AIM: Set down each record below precisely, skipping the pictures.

Data excerpts:
____________________
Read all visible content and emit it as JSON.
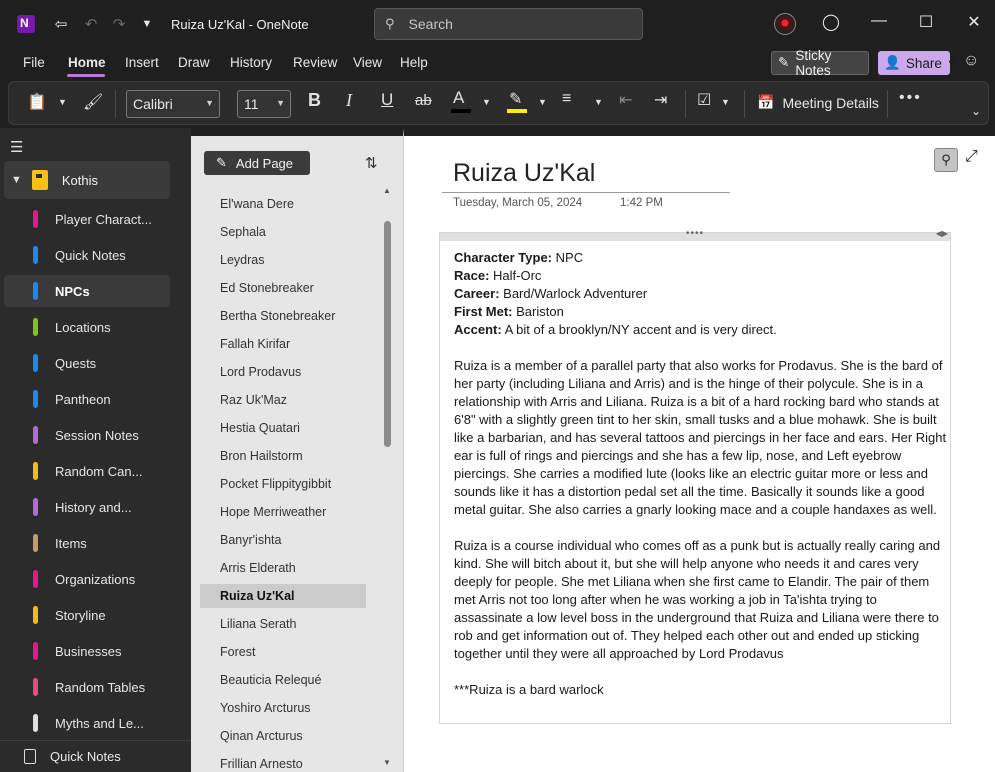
{
  "titlebar": {
    "title": "Ruiza Uz'Kal  -  OneNote",
    "search_placeholder": "Search"
  },
  "menu": {
    "items": [
      "File",
      "Home",
      "Insert",
      "Draw",
      "History",
      "Review",
      "View",
      "Help"
    ],
    "active": "Home",
    "sticky_notes": "Sticky Notes",
    "share": "Share"
  },
  "ribbon": {
    "font": "Calibri",
    "size": "11",
    "meeting_details": "Meeting Details",
    "font_color": "#000000",
    "highlight_color": "#ffee00"
  },
  "nav": {
    "notebook": "Kothis",
    "sections": [
      {
        "label": "Player Charact...",
        "color": "#e8178a"
      },
      {
        "label": "Quick Notes",
        "color": "#1b8af0"
      },
      {
        "label": "NPCs",
        "color": "#1b8af0"
      },
      {
        "label": "Locations",
        "color": "#7bc51f"
      },
      {
        "label": "Quests",
        "color": "#1b8af0"
      },
      {
        "label": "Pantheon",
        "color": "#1b8af0"
      },
      {
        "label": "Session Notes",
        "color": "#b06bd8"
      },
      {
        "label": "Random Can...",
        "color": "#f5b914"
      },
      {
        "label": "History and...",
        "color": "#b06bd8"
      },
      {
        "label": "Items",
        "color": "#c59a6d"
      },
      {
        "label": "Organizations",
        "color": "#e8178a"
      },
      {
        "label": "Storyline",
        "color": "#f5b914"
      },
      {
        "label": "Businesses",
        "color": "#e8178a"
      },
      {
        "label": "Random Tables",
        "color": "#e84a7a"
      },
      {
        "label": "Myths and Le...",
        "color": "#e0e0e0"
      }
    ],
    "active_section": "NPCs",
    "bottom": "Quick Notes"
  },
  "pages": {
    "add_label": "Add Page",
    "items": [
      "El'wana Dere",
      "Sephala",
      "Leydras",
      "Ed Stonebreaker",
      "Bertha Stonebreaker",
      "Fallah Kirifar",
      "Lord Prodavus",
      "Raz Uk'Maz",
      "Hestia Quatari",
      "Bron Hailstorm",
      "Pocket Flippitygibbit",
      "Hope Merriweather",
      "Banyr'ishta",
      "Arris Elderath",
      "Ruiza Uz'Kal",
      "Liliana Serath",
      "Forest",
      "Beauticia Relequé",
      "Yoshiro Arcturus",
      "Qinan Arcturus",
      "Frillian Arnesto"
    ],
    "active": "Ruiza Uz'Kal"
  },
  "page": {
    "title": "Ruiza Uz'Kal",
    "date": "Tuesday, March 05, 2024",
    "time": "1:42 PM",
    "fields": [
      {
        "label": "Character Type:",
        "value": "NPC"
      },
      {
        "label": "Race:",
        "value": "Half-Orc"
      },
      {
        "label": "Career:",
        "value": "Bard/Warlock Adventurer"
      },
      {
        "label": "First Met:",
        "value": "Bariston"
      },
      {
        "label": "Accent:",
        "value": "A bit of a brooklyn/NY accent and is very direct."
      }
    ],
    "paragraphs": [
      "Ruiza is a member of a parallel party that also works for Prodavus. She is the bard of her party (including Liliana and Arris) and is the hinge of their polycule. She is in a relationship with Arris and Liliana. Ruiza is a bit of a hard rocking bard who stands at 6'8\" with a slightly green tint to her skin, small tusks and a blue mohawk. She is built like a barbarian, and has several tattoos and piercings in her face and ears. Her Right ear is full of rings and piercings and she has a few lip, nose, and Left eyebrow piercings. She carries a modified lute (looks like an electric guitar more or less and sounds like it has a distortion pedal set all the time. Basically it sounds like a good metal guitar. She also carries a gnarly looking mace and a couple handaxes as well.",
      "Ruiza is a course individual who comes off as a punk but is actually really caring and kind. She will bitch about it, but she will help anyone who needs it and cares very deeply for people. She met Liliana when she first came to Elandir. The pair of them met Arris not too long after when he was working a job in Ta'ishta trying to assassinate a low level boss in the underground that Ruiza and Liliana were there to rob and get information out of. They helped each other out and ended up sticking together until they were all approached by Lord Prodavus",
      "***Ruiza is a bard warlock"
    ]
  }
}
____________________
EXPECTED ANSWER:
Read all visible content and emit it as JSON.
{
  "titlebar": {
    "title": "Ruiza Uz'Kal  -  OneNote",
    "search_placeholder": "Search"
  },
  "menu": {
    "items": [
      "File",
      "Home",
      "Insert",
      "Draw",
      "History",
      "Review",
      "View",
      "Help"
    ],
    "active": "Home",
    "sticky_notes": "Sticky Notes",
    "share": "Share"
  },
  "ribbon": {
    "font": "Calibri",
    "size": "11",
    "meeting_details": "Meeting Details",
    "font_color": "#000000",
    "highlight_color": "#ffee00"
  },
  "nav": {
    "notebook": "Kothis",
    "sections": [
      {
        "label": "Player Charact...",
        "color": "#e8178a"
      },
      {
        "label": "Quick Notes",
        "color": "#1b8af0"
      },
      {
        "label": "NPCs",
        "color": "#1b8af0"
      },
      {
        "label": "Locations",
        "color": "#7bc51f"
      },
      {
        "label": "Quests",
        "color": "#1b8af0"
      },
      {
        "label": "Pantheon",
        "color": "#1b8af0"
      },
      {
        "label": "Session Notes",
        "color": "#b06bd8"
      },
      {
        "label": "Random Can...",
        "color": "#f5b914"
      },
      {
        "label": "History and...",
        "color": "#b06bd8"
      },
      {
        "label": "Items",
        "color": "#c59a6d"
      },
      {
        "label": "Organizations",
        "color": "#e8178a"
      },
      {
        "label": "Storyline",
        "color": "#f5b914"
      },
      {
        "label": "Businesses",
        "color": "#e8178a"
      },
      {
        "label": "Random Tables",
        "color": "#e84a7a"
      },
      {
        "label": "Myths and Le...",
        "color": "#e0e0e0"
      }
    ],
    "active_section": "NPCs",
    "bottom": "Quick Notes"
  },
  "pages": {
    "add_label": "Add Page",
    "items": [
      "El'wana Dere",
      "Sephala",
      "Leydras",
      "Ed Stonebreaker",
      "Bertha Stonebreaker",
      "Fallah Kirifar",
      "Lord Prodavus",
      "Raz Uk'Maz",
      "Hestia Quatari",
      "Bron Hailstorm",
      "Pocket Flippitygibbit",
      "Hope Merriweather",
      "Banyr'ishta",
      "Arris Elderath",
      "Ruiza Uz'Kal",
      "Liliana Serath",
      "Forest",
      "Beauticia Relequé",
      "Yoshiro Arcturus",
      "Qinan Arcturus",
      "Frillian Arnesto"
    ],
    "active": "Ruiza Uz'Kal"
  },
  "page": {
    "title": "Ruiza Uz'Kal",
    "date": "Tuesday, March 05, 2024",
    "time": "1:42 PM",
    "fields": [
      {
        "label": "Character Type:",
        "value": "NPC"
      },
      {
        "label": "Race:",
        "value": "Half-Orc"
      },
      {
        "label": "Career:",
        "value": "Bard/Warlock Adventurer"
      },
      {
        "label": "First Met:",
        "value": "Bariston"
      },
      {
        "label": "Accent:",
        "value": "A bit of a brooklyn/NY accent and is very direct."
      }
    ],
    "paragraphs": [
      "Ruiza is a member of a parallel party that also works for Prodavus. She is the bard of her party (including Liliana and Arris) and is the hinge of their polycule. She is in a relationship with Arris and Liliana. Ruiza is a bit of a hard rocking bard who stands at 6'8\" with a slightly green tint to her skin, small tusks and a blue mohawk. She is built like a barbarian, and has several tattoos and piercings in her face and ears. Her Right ear is full of rings and piercings and she has a few lip, nose, and Left eyebrow piercings. She carries a modified lute (looks like an electric guitar more or less and sounds like it has a distortion pedal set all the time. Basically it sounds like a good metal guitar. She also carries a gnarly looking mace and a couple handaxes as well.",
      "Ruiza is a course individual who comes off as a punk but is actually really caring and kind. She will bitch about it, but she will help anyone who needs it and cares very deeply for people. She met Liliana when she first came to Elandir. The pair of them met Arris not too long after when he was working a job in Ta'ishta trying to assassinate a low level boss in the underground that Ruiza and Liliana were there to rob and get information out of. They helped each other out and ended up sticking together until they were all approached by Lord Prodavus",
      "***Ruiza is a bard warlock"
    ]
  }
}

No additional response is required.